AZIONI DA SVOLGERE:
A: Trascrivi il brano su Carinola cominciando da "Carinola, dunque, costituiva, nell’ambito" e proseguendo fino a "gli stati costieri.".
B: Scrivi il seguito del brano su Carinola, riprendendo subito dopo l'ultima frase riportata.

BRANO DI PARTENZA:
CARINOLA E IL SECOLO DELL’ERA CATALANA
Occorre dire che la vicenda artistica di Carinola si svolge prevalentemente a cavallo tra il XV e il XVI secolo, vivendo in pieno tutte le contraddizioni proprie di quella fase di passaggio che si pone tra il gotico fiorito e gli inizi del Rinascimento. Tale vicenda artistica e architettonica fu la chiara conseguenza dell’essere stata Carinola, in quell’epoca, pienamente partecipe di quella forte spinta di rinnovamento culturale determinata, a Napoli, dall’ascesa al trono di Alfonso V di Aragona e dall’avvento degli aragonesi. Questo fatto storico fece sì che Carinola fosse sfiorata prima e poi coinvolta da quel nuovo clima culturale fiorito, a Napoli, proprio intorno alla corte aragonese.
Diversi furono i fattori che determinarono questo stato di cose; probabilmente Carinola dovette la propria fortuna alla sua felice condizione climatica ed ambientale; pare, infatti, che lo stesso re Alfonso V d’Aragona ne facesse un luogo abituale di visita (ma in questo caso manchiamo di riscontri sicuri ed è saggio e opportuno soprassedere in congetture vaghe!); molto più logico e proficuo è invece sottolineare che fu determinante per Carinola la posizione strategica da essa occupata: controllava infatti, insieme a Sessa, la via d’accesso alla capitale, in una posizione intermedia tra il confine settentrionale del Regno di Napoli e Capua, ultima vera piazzaforte militare.
Carinola, dunque, costituiva, nell’ambito della geografia politica del Regno, un feudo chiave; la sua poszione strategica è d’altra parte testimoniata dalla battaglia che nei primi decenni del Quattrocento si combatté tra angioini e aragonesi proprio a Carinola (parrebbe nella frazione di Casanova) e la sua importanza politica era ancor più accresciuta dal particolare momento storico che si attraversava.
Prima di questo momento, però, Napoli e le realtà che le ruotavano intorno, tra cui Carinola, avevano già avuto significativi contatti con il mondo catalano in particolare e con quello iberico in generale, ed erano state lambite, insieme a pochi altri centri dell’Italia meridionale, da quella cultura mediterranea, da quella circolazione di idee che si era sviluppata e radicata tra tutti gli stati costieri.

MATERIALE DI RIFERIMENTO:
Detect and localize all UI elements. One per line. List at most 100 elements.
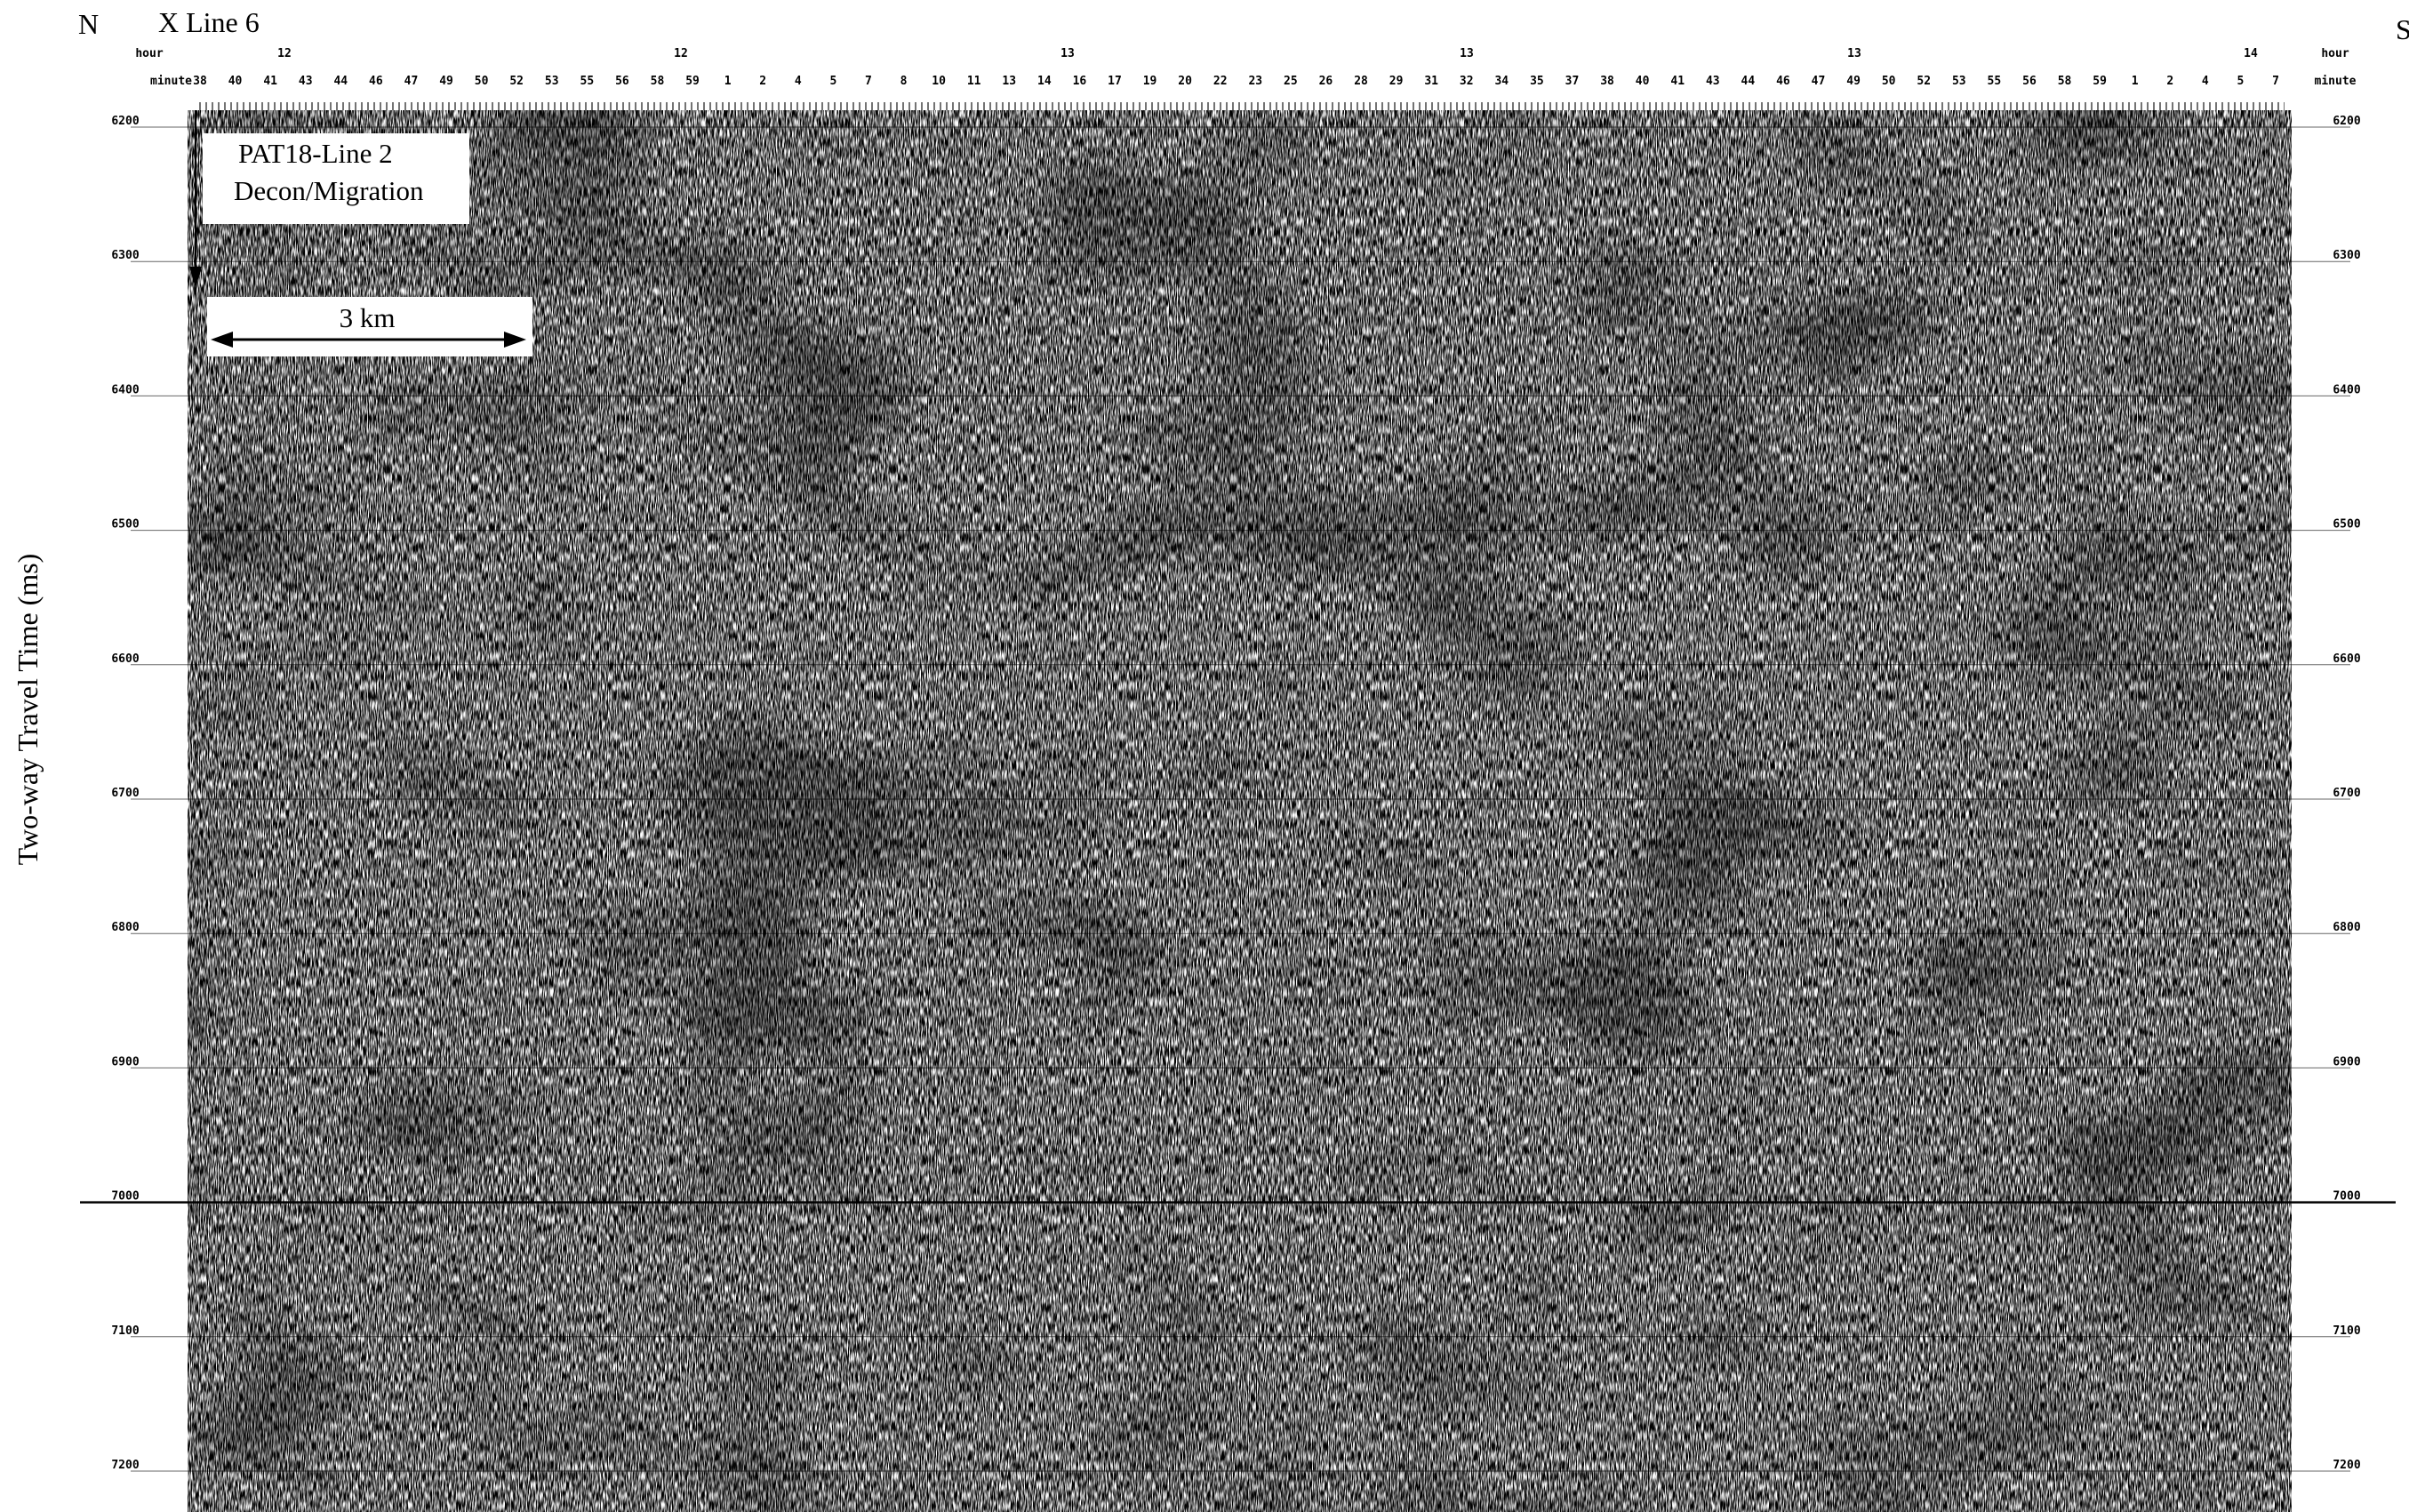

RISPOSTE AI COMPITI:
A:
Carinola, dunque, costituiva, nell’ambito della geografia politica del Regno, un feudo chiave; la sua poszione strategica è d’altra parte testimoniata dalla battaglia che nei primi decenni del Quattrocento si combatté tra angioini e aragonesi proprio a Carinola (parrebbe nella frazione di Casanova) e la sua importanza politica era ancor più accresciuta dal particolare momento storico che si attraversava.
Prima di questo momento, però, Napoli e le realtà che le ruotavano intorno, tra cui Carinola, avevano già avuto significativi contatti con il mondo catalano in particolare e con quello iberico in generale, ed erano state lambite, insieme a pochi altri centri dell’Italia meridionale, da quella cultura mediterranea, da quella circolazione di idee che si era sviluppata e radicata tra tutti gli stati costieri.

B:
In un primo momento, tuttavia, Carinola fu solo lievemente toccata da questi contatti; infatti, la storia di Carinola era stata, fino all’avvento degli aragonesi, quella di un piccolo feudo dedito ad una economia prevalentemente rurale e la cui vicenda artistica si era forgiata sino ad allora su sporadici episodi di arte romanica, sporadici e tuttavia importantissimi se si pensa alla perla dell’Episcopio, collegati, per lo più, ad un tipo di architettura religiosa. XXX
A questo punto mi sembra necessario rimarcare il fatto che tale epoca resta certo la meno esplorata e la più ricca di incognite; quanto in questo periodo si è prodotto, infatti, è stato profondamente alterato, se non addirittura dimenticato e cancellato, dall’imponente sviluppo urbanistico e architettonico che investì Carinola a partire dalla metà del XV secolo. Poco infatti resta dell’antico castello, eretto, forse, in epoca normanna, probabilmente intorno alla prima metà del XII secolo; mentre la Cattedrale, la cui data pare più certa, eretta sul finire dell’XI secolo, serba ormai poche testimonianze del suo impianto originario.
Plausibile è l’ipotesi che la Carinola medioevale dovette articolarsi proprio intorno a questi due poli, sviluppandosi prima nella parte meridionale, che appare la più antica, per poi estendersi verso nord, nella parte più elevata, occupata dal castello; disegnando così un impianto urbanistico che parrebbe essere stato molto compatto e lineare, assecondato verosimilmente da quella che doveva essere una cinta muraria che forse seguiva il favorevole andamento del suolo.

A proposito del fondamentale e decisivo incontro di Carinola con il mondo catalano, trovo giusto soffermarmi su questo momento lasciandovi ancora qualche riga di parole. Sembra infatti che, nel Quindicesimo secolo, il matrimonio tra Marino Marzano, duca di Sessa (al cui territorio era annessa anche la piccola contea di Carinola) ed Eleonora, figlia naturale del Re Alfonso d’Aragona, che rientrava in una stereotipata e funzionale politica di sciatte alleanze coniugali, determinasse una svolta fondamentale per Carinola; infatti, a partire da questo momento, in pochi anni, il piccolo centro campano vedrà mutare radicalmente il proprio aspetto urbanistico e architettonico: molti artisti catalani, architetti e scultori, affluirono a Carinola ininterrottamente; a tal proposito si parla proprio di Guillem Sagrera, e del figlio Jaime, di Gil de Luna, di Matteo Forcymanya ed altri ancora.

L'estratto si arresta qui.